··· DATA ENTRIES ···

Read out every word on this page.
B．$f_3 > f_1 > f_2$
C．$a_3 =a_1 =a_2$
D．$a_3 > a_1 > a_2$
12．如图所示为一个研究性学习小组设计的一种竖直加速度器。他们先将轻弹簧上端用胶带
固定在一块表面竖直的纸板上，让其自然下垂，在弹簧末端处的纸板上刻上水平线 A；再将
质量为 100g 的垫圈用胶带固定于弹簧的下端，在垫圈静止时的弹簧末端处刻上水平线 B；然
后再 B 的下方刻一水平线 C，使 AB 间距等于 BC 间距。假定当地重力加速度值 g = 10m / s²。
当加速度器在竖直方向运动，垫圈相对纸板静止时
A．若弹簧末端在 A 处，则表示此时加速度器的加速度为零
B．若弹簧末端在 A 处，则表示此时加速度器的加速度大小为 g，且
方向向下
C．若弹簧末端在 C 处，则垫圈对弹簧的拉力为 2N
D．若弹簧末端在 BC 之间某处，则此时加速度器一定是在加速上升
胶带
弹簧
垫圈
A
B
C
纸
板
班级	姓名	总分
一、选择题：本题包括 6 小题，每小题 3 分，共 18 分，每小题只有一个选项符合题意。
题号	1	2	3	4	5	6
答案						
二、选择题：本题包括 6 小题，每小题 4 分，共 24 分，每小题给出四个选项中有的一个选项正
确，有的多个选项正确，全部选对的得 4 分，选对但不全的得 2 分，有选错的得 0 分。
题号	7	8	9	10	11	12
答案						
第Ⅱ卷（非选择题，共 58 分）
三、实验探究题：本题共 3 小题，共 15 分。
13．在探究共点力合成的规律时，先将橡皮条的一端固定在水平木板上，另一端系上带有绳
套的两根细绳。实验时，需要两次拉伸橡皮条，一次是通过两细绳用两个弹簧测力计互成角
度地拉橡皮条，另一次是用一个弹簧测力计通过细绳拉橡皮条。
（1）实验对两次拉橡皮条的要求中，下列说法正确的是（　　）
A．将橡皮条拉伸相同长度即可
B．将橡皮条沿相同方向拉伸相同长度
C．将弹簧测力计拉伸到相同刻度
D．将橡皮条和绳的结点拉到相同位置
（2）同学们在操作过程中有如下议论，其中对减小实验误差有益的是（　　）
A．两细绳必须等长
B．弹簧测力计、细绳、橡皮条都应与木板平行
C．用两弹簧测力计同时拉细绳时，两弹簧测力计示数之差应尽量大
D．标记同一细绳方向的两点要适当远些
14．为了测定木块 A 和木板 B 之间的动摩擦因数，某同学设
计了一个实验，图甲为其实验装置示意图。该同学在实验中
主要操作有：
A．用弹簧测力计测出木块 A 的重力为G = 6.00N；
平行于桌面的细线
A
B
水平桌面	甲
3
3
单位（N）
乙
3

···

-- WRITTEN INSTRUCTION --
Your task is to repeat every entry exactly.

-- COMPLETED EXERCISE --
Read out every word on this page.
B．$f_3 > f_1 > f_2$
C．$a_3 =a_1 =a_2$
D．$a_3 > a_1 > a_2$
12．如图所示为一个研究性学习小组设计的一种竖直加速度器。他们先将轻弹簧上端用胶带
固定在一块表面竖直的纸板上，让其自然下垂，在弹簧末端处的纸板上刻上水平线 A；再将
质量为 100g 的垫圈用胶带固定于弹簧的下端，在垫圈静止时的弹簧末端处刻上水平线 B；然
后再 B 的下方刻一水平线 C，使 AB 间距等于 BC 间距。假定当地重力加速度值 g = 10m / s²。
当加速度器在竖直方向运动，垫圈相对纸板静止时
A．若弹簧末端在 A 处，则表示此时加速度器的加速度为零
B．若弹簧末端在 A 处，则表示此时加速度器的加速度大小为 g，且
方向向下
C．若弹簧末端在 C 处，则垫圈对弹簧的拉力为 2N
D．若弹簧末端在 BC 之间某处，则此时加速度器一定是在加速上升
胶带
弹簧
垫圈
A
B
C
纸
板
班级	姓名	总分
一、选择题：本题包括 6 小题，每小题 3 分，共 18 分，每小题只有一个选项符合题意。
题号	1	2	3	4	5	6
答案						
二、选择题：本题包括 6 小题，每小题 4 分，共 24 分，每小题给出四个选项中有的一个选项正
确，有的多个选项正确，全部选对的得 4 分，选对但不全的得 2 分，有选错的得 0 分。
题号	7	8	9	10	11	12
答案						
第Ⅱ卷（非选择题，共 58 分）
三、实验探究题：本题共 3 小题，共 15 分。
13．在探究共点力合成的规律时，先将橡皮条的一端固定在水平木板上，另一端系上带有绳
套的两根细绳。实验时，需要两次拉伸橡皮条，一次是通过两细绳用两个弹簧测力计互成角
度地拉橡皮条，另一次是用一个弹簧测力计通过细绳拉橡皮条。
（1）实验对两次拉橡皮条的要求中，下列说法正确的是（　　）
A．将橡皮条拉伸相同长度即可
B．将橡皮条沿相同方向拉伸相同长度
C．将弹簧测力计拉伸到相同刻度
D．将橡皮条和绳的结点拉到相同位置
（2）同学们在操作过程中有如下议论，其中对减小实验误差有益的是（　　）
A．两细绳必须等长
B．弹簧测力计、细绳、橡皮条都应与木板平行
C．用两弹簧测力计同时拉细绳时，两弹簧测力计示数之差应尽量大
D．标记同一细绳方向的两点要适当远些
14．为了测定木块 A 和木板 B 之间的动摩擦因数，某同学设
计了一个实验，图甲为其实验装置示意图。该同学在实验中
主要操作有：
A．用弹簧测力计测出木块 A 的重力为G = 6.00N；
平行于桌面的细线
A
B
水平桌面	甲
3
3
单位（N）
乙
3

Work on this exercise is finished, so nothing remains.